____ RAW DATA

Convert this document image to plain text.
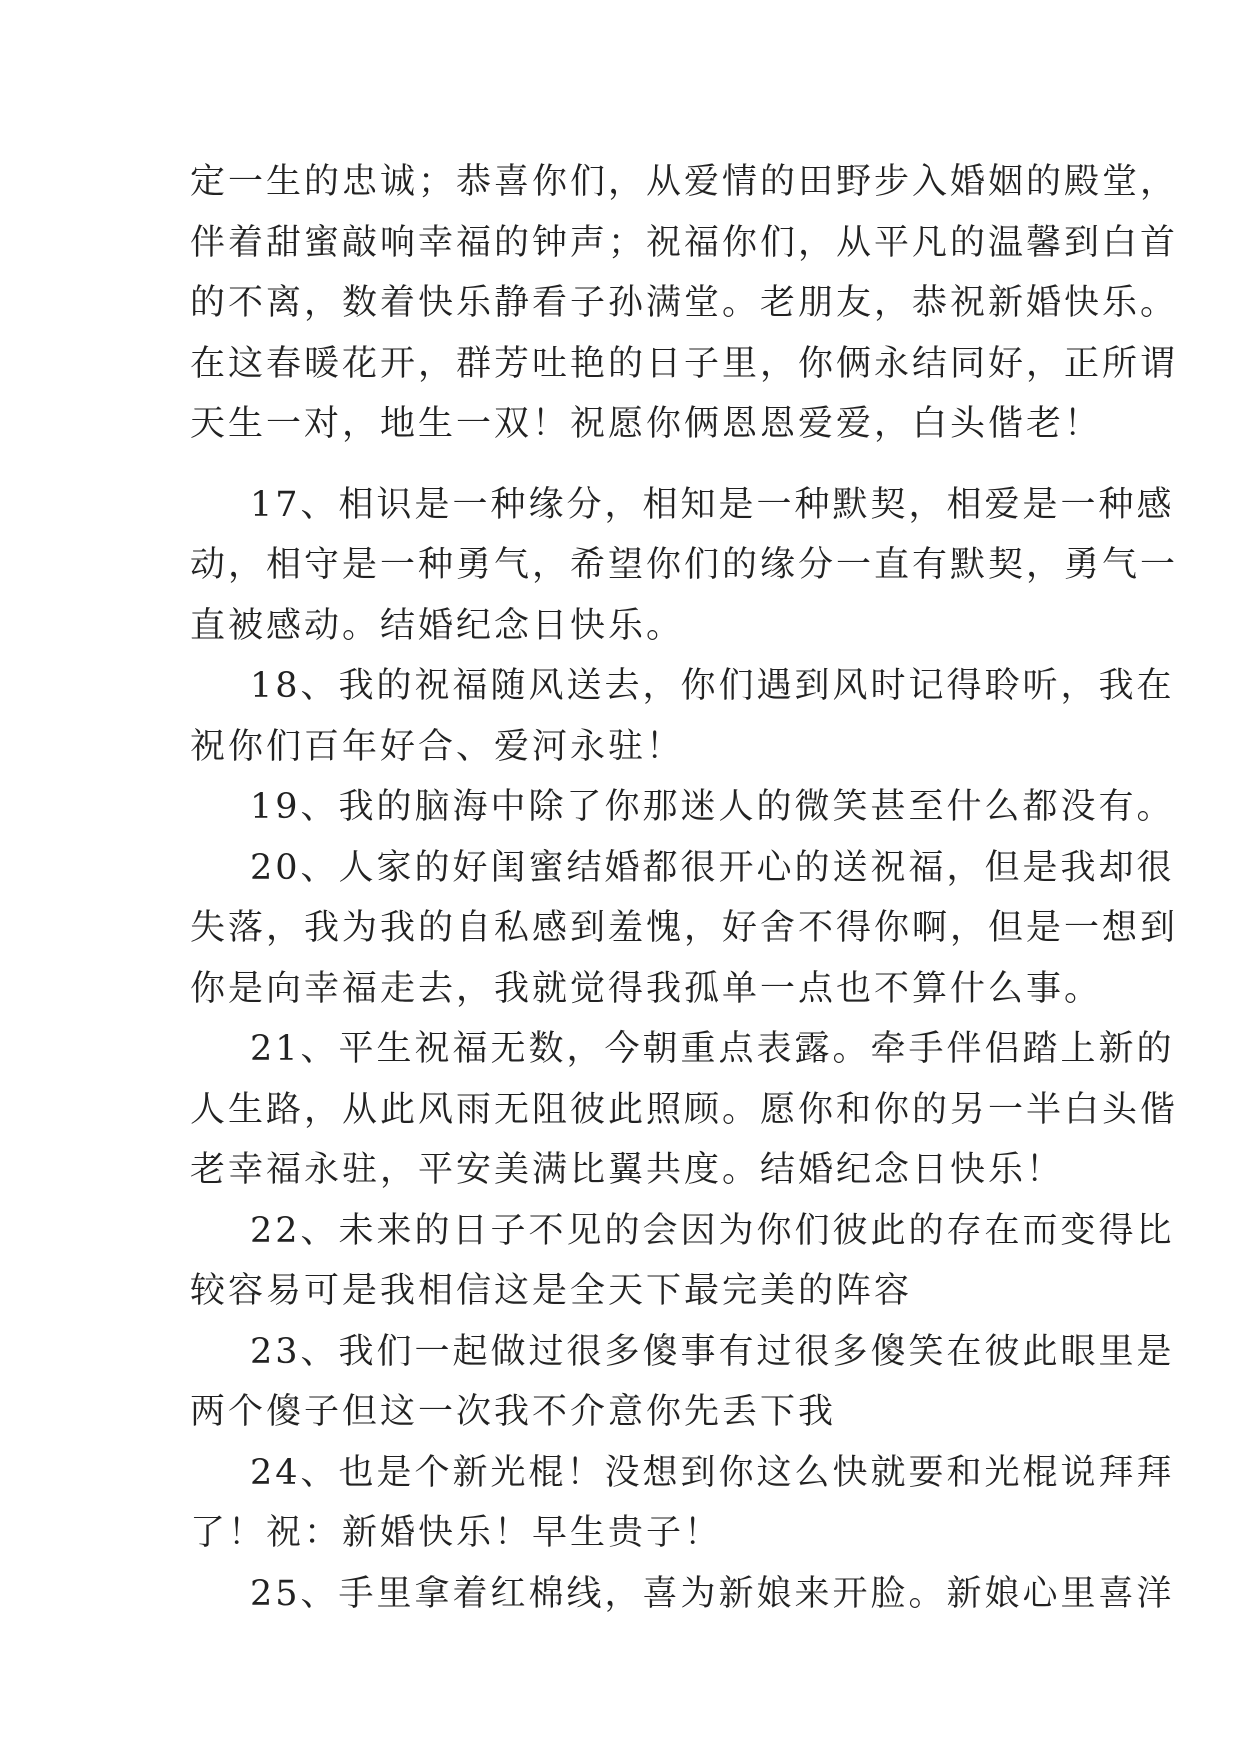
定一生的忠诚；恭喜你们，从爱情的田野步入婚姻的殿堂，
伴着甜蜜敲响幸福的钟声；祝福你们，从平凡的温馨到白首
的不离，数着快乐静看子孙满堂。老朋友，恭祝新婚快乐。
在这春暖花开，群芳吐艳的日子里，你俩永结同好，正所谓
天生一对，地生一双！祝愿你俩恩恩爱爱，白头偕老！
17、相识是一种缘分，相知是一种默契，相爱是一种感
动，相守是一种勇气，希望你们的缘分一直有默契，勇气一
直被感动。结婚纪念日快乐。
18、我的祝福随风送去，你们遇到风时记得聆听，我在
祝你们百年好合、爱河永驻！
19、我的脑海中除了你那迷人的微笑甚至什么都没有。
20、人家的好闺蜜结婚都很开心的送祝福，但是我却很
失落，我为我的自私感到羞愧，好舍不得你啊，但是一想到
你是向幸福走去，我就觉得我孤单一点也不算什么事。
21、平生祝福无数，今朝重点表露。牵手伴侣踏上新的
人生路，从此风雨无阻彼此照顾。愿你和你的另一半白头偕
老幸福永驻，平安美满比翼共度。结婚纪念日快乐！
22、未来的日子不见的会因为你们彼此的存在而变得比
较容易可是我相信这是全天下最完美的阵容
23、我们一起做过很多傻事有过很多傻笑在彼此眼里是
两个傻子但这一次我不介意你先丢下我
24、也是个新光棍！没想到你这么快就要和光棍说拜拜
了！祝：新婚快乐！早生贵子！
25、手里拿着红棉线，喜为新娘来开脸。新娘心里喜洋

________
____ RAW DATA

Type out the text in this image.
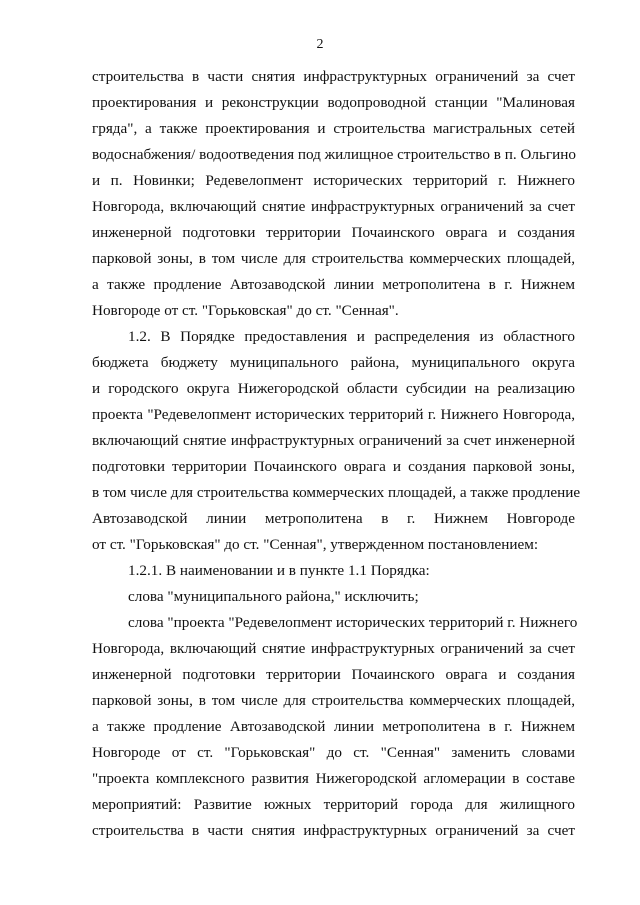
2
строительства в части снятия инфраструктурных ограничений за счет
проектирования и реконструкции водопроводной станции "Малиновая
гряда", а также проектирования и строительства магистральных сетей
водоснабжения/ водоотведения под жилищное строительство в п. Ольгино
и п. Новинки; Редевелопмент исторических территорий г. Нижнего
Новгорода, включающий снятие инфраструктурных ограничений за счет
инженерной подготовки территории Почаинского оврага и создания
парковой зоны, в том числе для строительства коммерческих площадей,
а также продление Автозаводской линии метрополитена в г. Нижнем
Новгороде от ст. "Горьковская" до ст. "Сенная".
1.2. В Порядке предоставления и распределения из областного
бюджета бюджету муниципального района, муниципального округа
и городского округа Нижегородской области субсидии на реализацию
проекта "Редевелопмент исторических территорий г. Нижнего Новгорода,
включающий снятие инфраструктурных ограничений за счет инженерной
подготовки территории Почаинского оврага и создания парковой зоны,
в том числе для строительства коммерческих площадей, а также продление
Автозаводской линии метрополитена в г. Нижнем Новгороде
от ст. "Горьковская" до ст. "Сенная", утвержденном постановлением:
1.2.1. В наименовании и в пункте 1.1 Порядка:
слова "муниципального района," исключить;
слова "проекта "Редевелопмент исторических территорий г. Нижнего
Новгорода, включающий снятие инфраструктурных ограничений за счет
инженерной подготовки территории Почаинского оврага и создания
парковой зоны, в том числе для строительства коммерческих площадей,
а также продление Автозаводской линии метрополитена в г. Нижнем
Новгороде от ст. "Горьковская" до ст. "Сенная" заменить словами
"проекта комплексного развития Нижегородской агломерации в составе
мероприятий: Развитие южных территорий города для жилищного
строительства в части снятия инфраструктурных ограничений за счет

________

PROBLEM TO WORK ON:
Go through the lines above. Select every one that has the string "муниципального".

FINISHED EXERCISE:
бюджета бюджету муниципального района, муниципального округа
слова "муниципального района," исключить;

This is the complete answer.